<<<<
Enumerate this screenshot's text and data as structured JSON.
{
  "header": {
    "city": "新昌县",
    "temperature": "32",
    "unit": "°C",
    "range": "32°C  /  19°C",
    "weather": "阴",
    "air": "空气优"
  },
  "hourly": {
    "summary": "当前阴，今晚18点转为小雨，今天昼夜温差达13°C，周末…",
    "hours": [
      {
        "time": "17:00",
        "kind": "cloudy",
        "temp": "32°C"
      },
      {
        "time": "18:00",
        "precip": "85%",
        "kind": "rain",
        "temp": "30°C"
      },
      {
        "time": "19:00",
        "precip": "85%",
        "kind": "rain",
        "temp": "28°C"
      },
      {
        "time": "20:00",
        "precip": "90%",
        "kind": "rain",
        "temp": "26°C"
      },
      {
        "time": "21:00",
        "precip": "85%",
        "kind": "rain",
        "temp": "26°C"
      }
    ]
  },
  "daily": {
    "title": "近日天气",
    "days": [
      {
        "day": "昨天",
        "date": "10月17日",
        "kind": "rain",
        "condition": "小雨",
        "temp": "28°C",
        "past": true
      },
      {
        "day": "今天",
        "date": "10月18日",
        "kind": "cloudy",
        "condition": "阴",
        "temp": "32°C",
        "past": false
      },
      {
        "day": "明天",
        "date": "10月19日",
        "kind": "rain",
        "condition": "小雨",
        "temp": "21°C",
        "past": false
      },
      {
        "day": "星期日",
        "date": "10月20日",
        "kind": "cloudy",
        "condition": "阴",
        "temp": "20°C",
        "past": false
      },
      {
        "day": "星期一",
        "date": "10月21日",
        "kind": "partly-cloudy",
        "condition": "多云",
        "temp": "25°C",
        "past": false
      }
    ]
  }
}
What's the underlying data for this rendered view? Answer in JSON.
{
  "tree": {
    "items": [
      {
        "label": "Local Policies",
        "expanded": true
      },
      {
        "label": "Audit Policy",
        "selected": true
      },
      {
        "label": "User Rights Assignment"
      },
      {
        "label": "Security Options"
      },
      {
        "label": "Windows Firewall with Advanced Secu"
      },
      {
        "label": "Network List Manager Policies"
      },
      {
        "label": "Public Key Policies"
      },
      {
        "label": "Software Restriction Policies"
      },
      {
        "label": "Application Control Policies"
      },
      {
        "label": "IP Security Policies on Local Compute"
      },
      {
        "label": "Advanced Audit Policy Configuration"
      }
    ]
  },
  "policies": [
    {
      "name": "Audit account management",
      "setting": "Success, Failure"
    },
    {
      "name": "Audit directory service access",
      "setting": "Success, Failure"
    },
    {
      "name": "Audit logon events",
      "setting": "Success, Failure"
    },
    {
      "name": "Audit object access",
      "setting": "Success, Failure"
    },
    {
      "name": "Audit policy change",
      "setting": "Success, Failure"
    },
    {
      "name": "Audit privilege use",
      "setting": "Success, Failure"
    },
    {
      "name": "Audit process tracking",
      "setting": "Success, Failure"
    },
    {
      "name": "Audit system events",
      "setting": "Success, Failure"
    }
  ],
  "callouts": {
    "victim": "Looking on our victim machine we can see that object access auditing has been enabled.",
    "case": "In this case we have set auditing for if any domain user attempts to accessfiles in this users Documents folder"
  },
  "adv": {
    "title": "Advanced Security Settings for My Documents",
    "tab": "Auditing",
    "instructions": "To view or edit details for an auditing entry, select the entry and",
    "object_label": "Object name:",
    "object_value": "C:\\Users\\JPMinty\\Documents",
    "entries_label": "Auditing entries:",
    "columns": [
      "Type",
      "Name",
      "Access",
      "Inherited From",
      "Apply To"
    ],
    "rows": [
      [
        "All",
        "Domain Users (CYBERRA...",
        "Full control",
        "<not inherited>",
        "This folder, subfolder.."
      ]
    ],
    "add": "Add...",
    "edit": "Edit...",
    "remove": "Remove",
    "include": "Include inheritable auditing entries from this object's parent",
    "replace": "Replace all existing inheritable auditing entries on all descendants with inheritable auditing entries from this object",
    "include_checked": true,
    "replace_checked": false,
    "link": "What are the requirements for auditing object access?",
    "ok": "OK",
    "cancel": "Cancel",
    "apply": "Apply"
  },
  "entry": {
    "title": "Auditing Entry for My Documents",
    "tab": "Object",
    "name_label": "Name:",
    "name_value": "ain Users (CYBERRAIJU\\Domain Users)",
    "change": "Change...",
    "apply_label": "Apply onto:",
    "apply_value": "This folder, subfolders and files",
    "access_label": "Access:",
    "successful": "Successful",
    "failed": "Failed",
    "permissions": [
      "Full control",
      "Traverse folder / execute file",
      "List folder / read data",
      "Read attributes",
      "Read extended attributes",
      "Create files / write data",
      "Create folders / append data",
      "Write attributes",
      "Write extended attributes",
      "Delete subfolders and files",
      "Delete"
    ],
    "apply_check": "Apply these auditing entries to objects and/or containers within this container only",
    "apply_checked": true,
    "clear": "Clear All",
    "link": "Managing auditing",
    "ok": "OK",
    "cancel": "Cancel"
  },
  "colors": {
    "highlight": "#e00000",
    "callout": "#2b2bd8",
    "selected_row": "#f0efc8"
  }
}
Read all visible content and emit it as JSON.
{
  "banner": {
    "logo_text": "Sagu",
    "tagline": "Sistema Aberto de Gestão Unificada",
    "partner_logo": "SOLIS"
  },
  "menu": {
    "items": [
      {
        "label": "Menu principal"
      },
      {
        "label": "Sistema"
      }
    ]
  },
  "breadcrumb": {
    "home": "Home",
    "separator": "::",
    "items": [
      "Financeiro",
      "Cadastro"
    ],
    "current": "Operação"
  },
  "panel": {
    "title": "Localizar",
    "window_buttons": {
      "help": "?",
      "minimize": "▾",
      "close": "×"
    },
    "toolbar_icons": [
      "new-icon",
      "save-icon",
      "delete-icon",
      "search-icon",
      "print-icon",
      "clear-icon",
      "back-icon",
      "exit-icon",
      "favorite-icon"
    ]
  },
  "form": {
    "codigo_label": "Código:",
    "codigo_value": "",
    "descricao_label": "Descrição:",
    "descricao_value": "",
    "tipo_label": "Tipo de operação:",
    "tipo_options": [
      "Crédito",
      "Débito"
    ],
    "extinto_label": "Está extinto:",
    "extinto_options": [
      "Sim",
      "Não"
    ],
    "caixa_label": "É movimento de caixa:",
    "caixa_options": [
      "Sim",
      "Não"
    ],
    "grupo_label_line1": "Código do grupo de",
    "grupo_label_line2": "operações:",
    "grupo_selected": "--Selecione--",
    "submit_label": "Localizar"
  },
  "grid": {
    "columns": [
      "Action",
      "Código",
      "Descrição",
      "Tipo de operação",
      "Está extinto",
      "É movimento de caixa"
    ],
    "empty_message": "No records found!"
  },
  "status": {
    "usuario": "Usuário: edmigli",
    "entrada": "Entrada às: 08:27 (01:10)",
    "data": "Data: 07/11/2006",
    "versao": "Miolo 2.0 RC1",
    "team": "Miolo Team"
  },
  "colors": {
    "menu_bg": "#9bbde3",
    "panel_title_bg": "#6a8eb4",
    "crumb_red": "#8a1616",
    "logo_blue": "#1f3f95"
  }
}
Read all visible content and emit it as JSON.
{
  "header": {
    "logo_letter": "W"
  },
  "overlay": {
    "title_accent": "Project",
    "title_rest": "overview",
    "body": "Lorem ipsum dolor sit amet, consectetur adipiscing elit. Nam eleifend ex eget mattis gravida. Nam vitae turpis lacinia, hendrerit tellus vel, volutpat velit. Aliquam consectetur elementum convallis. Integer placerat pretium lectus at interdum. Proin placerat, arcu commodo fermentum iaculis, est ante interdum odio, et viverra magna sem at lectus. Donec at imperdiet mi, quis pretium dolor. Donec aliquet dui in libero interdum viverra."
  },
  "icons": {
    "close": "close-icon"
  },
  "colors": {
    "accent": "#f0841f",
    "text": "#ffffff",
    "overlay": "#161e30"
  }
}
>>>>
▶ GIVEN REQUEST
Gather up every line in the data above that contains the word "List", copying each one.

▶ OUTPUT
        "label": "Network List Manager Policies"
      "List folder / read data",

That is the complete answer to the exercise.